Output the text on children with Crohn’s and Colitis exactly, from "Key points to" up to and including "with everyday life.".

- _Passage for review_
BEGIN
Negative reactions are more likely when people don’t understand the condition. Being open and honest is usually the best way to combat any confusion or unfounded fears. It could help to talk to the parents of your child’s friends – once you’ve checked that your child is happy with this. Other parents may be worried that your child’s condition is infectious or be unsure of what your child can eat. They could be reluctant to mention it until you do. You’ll probably find that most people are supportive once they know how they can help.
We know it can be difficult to talk about Crohn’s and Colitis so we’ve created a new website with tools, tips and support for starting conversations. Visit ittakesguts.org.uk
We found some parents were well-intentioned, but were perhaps unhelpfully suggesting alternative remedies to our daughter’s prescribed medications, which we know work for her. We quickly realised that we needed to prepare for these sorts of suggestions, to show gratitude for the concern, but also to be careful not to offend if disregarding the advice!
Key points to remember about Crohn’s and Colitis
- Every child and young person experiences Crohn’s or Colitis differently
- Inflammatory Bowel Disease is not the same as Irritable Bowel Syndrome
- Crohn’s and Colitis are fluctuating and unpredictable
- Crohn’s and Colitis are invisible illnesses
- Crohn’s and Colitis are not contagious
- There is no known cure
School is a key part of your child’s life and they should be encouraged to take part in as much as they can just like any other child. Some children may be tempted to use their illness as an excuse to stay off school unnecessarily. It’s probably best to expect your child to attend school unless they’re unwell.
Holly has been open about her condition with friends. They’ve been very supportive and understanding, in and out of school, which has really helped Holly to get on with everyday life.
END
- _Records shown_
BEGIN
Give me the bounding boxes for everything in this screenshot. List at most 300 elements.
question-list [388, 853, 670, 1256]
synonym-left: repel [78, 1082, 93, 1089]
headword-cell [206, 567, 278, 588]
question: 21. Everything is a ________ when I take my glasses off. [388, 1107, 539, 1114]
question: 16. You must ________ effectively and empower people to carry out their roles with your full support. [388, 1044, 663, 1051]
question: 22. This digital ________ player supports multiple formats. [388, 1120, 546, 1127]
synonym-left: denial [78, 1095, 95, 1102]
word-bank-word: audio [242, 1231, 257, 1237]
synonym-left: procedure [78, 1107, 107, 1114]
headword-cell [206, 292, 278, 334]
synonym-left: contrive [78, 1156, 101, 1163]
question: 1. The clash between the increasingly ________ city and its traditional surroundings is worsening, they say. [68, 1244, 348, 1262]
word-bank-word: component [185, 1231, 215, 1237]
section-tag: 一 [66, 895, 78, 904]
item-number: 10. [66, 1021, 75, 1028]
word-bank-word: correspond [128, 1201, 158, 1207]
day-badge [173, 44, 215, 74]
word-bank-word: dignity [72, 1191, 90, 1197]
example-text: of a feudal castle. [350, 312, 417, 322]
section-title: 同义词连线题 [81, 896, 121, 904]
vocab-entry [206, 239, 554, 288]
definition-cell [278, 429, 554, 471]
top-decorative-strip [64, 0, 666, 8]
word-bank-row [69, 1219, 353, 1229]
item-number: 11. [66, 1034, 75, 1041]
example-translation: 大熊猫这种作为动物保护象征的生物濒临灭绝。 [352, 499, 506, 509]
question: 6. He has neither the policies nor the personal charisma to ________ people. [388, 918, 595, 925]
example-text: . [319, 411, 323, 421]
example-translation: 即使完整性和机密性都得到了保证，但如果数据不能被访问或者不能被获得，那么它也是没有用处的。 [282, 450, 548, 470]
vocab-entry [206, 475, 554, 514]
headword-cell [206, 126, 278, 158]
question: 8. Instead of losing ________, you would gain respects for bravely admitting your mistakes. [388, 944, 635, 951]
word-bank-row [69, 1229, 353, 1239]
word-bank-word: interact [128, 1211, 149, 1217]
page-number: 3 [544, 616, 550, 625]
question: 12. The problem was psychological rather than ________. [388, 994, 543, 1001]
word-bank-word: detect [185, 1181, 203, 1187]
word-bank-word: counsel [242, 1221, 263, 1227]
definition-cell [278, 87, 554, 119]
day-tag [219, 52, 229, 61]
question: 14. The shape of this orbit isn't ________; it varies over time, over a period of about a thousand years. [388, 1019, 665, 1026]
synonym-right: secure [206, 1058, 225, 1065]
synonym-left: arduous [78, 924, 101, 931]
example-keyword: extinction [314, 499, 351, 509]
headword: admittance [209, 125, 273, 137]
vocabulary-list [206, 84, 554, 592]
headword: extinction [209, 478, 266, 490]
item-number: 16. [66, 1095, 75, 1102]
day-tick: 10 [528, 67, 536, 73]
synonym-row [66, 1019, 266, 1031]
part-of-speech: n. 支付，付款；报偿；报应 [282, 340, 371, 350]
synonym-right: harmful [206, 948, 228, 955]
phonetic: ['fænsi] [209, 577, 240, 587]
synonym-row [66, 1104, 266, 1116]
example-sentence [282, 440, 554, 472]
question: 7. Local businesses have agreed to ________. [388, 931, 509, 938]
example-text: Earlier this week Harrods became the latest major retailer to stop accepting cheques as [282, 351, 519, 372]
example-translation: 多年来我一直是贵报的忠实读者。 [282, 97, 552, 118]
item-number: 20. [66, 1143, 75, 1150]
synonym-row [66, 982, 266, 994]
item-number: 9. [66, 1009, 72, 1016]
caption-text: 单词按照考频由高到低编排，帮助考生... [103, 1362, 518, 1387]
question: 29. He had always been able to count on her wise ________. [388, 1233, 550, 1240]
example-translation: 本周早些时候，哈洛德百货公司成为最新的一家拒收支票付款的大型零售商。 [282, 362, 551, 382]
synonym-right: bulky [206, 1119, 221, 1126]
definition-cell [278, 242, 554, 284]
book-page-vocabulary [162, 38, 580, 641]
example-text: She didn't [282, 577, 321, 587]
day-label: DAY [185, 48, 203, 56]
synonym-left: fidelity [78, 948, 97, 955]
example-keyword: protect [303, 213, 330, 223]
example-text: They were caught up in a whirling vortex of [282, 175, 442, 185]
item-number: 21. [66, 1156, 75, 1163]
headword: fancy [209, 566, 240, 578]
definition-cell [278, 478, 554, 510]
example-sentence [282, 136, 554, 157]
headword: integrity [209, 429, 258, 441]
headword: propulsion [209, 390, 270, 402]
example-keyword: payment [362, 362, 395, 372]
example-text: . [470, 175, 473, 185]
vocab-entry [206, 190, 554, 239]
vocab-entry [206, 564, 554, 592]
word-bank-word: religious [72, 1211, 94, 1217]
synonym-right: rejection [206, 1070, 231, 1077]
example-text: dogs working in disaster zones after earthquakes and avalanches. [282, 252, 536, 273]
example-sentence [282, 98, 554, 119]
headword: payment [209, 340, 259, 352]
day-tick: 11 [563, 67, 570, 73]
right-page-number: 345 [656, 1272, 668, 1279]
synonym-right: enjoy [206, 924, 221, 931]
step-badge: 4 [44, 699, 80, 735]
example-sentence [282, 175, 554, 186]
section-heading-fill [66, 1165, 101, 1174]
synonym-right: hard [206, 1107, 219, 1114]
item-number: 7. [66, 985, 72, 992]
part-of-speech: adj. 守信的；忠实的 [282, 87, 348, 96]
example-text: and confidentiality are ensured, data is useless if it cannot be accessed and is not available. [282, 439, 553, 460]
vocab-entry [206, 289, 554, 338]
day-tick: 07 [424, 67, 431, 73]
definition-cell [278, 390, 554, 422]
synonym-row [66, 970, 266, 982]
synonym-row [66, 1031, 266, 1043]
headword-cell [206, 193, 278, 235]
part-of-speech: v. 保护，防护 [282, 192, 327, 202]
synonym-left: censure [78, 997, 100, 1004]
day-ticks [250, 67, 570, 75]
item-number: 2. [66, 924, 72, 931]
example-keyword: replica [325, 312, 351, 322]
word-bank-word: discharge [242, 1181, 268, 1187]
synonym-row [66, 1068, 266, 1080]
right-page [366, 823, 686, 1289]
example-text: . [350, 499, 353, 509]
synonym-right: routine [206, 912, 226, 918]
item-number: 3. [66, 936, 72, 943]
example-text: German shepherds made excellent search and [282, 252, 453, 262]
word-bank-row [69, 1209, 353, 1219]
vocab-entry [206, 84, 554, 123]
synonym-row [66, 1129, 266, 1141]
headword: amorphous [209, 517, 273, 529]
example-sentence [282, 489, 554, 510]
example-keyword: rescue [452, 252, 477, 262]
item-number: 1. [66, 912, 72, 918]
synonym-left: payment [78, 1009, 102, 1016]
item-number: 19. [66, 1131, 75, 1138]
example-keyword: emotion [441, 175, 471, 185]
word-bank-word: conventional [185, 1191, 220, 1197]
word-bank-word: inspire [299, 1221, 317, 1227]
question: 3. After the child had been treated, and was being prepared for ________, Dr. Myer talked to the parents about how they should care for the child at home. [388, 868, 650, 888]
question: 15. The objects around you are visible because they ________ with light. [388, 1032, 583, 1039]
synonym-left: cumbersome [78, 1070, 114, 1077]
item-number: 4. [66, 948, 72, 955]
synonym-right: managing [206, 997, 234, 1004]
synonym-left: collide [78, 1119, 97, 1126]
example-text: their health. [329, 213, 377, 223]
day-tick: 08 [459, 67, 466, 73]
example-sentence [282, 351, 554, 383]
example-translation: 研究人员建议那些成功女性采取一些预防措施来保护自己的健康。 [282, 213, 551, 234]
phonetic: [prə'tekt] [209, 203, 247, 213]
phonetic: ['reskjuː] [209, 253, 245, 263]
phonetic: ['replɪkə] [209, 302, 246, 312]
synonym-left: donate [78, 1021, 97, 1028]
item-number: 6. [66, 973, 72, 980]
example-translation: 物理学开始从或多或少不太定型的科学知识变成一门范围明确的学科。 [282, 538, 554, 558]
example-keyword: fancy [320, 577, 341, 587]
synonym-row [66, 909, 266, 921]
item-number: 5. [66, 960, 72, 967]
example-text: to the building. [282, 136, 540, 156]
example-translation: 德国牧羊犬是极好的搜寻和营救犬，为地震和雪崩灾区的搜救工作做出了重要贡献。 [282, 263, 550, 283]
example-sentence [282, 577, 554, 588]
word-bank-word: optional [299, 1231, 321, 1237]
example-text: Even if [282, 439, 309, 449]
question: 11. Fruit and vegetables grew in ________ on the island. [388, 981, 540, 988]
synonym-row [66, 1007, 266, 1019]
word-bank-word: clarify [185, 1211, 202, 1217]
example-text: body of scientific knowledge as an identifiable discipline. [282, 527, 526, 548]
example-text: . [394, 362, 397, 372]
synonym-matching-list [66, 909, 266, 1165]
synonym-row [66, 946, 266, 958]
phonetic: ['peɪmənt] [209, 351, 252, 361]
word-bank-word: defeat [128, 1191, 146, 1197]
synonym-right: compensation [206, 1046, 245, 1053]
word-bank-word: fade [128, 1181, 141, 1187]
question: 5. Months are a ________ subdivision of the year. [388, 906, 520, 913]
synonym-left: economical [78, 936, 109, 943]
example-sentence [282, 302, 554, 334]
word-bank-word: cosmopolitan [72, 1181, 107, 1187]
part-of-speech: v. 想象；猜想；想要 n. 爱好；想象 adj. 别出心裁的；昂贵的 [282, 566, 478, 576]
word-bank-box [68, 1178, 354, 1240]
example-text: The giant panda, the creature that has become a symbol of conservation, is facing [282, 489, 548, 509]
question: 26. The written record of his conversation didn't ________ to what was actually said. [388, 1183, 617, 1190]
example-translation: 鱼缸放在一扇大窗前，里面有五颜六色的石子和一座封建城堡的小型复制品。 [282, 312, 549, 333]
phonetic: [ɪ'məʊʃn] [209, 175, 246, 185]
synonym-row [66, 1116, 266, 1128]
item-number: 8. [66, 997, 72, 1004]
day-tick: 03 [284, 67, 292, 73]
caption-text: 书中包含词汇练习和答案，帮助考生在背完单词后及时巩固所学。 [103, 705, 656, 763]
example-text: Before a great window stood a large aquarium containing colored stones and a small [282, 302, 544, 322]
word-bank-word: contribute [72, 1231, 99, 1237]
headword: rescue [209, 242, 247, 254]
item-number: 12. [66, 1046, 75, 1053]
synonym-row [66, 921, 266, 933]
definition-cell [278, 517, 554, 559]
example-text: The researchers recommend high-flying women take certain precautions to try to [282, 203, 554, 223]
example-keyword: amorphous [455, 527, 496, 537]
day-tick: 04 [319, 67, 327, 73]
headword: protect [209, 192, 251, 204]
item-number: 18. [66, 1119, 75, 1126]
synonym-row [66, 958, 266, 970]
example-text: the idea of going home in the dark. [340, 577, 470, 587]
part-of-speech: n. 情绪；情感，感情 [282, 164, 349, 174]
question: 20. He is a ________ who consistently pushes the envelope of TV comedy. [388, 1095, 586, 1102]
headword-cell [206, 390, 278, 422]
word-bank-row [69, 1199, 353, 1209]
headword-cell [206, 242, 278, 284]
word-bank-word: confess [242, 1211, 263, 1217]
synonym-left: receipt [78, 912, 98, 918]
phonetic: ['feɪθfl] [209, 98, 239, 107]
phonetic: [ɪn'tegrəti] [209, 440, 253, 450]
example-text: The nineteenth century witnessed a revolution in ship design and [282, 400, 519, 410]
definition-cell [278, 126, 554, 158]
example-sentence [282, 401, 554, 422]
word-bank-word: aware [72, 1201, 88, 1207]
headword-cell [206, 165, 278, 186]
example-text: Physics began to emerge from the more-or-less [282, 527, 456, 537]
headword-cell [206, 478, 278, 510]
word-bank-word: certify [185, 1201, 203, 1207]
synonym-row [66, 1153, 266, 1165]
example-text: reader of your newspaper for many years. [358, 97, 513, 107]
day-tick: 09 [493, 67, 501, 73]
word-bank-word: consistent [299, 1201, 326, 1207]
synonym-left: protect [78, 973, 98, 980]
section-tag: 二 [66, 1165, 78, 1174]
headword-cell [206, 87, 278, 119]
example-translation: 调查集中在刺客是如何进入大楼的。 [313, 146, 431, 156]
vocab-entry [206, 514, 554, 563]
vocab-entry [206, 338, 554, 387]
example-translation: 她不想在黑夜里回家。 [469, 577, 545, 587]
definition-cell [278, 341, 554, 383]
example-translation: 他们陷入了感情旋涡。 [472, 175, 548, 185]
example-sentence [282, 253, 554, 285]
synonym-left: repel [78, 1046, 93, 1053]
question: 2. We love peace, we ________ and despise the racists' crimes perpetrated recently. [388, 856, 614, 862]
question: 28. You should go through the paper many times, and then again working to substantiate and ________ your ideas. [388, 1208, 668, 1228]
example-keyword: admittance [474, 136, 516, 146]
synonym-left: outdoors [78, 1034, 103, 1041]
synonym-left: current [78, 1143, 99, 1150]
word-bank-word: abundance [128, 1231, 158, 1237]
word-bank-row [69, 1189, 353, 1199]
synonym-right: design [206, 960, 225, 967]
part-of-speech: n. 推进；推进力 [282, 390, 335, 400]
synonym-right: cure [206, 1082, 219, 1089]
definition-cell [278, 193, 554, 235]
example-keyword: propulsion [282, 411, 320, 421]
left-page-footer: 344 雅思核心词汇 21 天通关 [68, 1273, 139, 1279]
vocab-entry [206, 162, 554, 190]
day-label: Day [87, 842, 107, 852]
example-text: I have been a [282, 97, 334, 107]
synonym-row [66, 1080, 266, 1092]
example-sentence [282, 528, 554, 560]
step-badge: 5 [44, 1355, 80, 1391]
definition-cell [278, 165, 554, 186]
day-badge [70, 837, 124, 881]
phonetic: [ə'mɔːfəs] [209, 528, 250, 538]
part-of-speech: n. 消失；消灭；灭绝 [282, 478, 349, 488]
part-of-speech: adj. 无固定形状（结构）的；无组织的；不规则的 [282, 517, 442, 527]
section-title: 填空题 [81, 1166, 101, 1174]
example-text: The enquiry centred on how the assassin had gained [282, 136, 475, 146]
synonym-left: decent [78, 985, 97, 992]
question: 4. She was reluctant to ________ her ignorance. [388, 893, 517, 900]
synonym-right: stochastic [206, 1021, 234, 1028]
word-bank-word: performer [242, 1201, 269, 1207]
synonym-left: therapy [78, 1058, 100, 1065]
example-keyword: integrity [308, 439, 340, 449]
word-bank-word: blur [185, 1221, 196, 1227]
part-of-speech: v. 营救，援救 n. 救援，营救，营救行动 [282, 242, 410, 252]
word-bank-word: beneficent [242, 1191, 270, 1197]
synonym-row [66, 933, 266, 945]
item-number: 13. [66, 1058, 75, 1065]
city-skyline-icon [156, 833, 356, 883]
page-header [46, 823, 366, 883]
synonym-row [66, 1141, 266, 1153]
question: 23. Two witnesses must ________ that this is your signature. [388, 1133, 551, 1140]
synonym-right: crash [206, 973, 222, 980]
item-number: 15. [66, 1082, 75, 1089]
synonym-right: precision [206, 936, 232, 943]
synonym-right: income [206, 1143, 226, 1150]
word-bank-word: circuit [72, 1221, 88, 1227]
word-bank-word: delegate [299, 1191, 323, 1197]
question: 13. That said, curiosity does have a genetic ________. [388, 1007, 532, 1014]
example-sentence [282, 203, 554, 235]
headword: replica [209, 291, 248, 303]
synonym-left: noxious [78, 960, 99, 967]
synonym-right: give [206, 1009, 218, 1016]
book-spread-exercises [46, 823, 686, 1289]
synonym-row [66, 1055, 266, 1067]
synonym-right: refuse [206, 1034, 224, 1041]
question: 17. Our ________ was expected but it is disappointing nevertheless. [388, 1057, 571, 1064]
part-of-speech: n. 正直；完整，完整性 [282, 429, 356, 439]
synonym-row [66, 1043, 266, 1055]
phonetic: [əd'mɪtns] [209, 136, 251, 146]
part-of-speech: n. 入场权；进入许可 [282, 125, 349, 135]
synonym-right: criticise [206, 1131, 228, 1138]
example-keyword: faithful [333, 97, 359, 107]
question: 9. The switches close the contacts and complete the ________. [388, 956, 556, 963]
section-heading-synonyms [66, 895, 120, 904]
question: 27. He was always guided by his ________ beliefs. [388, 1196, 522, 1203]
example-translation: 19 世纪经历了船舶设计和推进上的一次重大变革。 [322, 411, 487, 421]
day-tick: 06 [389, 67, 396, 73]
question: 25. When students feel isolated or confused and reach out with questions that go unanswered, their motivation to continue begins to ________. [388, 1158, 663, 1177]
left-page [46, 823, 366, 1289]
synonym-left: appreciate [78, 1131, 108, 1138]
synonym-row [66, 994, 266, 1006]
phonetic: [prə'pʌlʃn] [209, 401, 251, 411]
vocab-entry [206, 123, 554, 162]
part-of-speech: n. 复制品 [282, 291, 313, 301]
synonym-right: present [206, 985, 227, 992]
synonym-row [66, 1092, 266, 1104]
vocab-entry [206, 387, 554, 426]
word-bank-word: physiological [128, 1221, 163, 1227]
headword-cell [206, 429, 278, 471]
END
- _Output for this exercise_
Key points to remember about Crohn’s and Colitis
- Every child and young person experiences Crohn’s or Colitis differently
- Inflammatory Bowel Disease is not the same as Irritable Bowel Syndrome
- Crohn’s and Colitis are fluctuating and unpredictable
- Crohn’s and Colitis are invisible illnesses
- Crohn’s and Colitis are not contagious
- There is no known cure
School is a key part of your child’s life and they should be encouraged to take part in as much as they can just like any other child. Some children may be tempted to use their illness as an excuse to stay off school unnecessarily. It’s probably best to expect your child to attend school unless they’re unwell.
Holly has been open about her condition with friends. They’ve been very supportive and understanding, in and out of school, which has really helped Holly to get on with everyday life.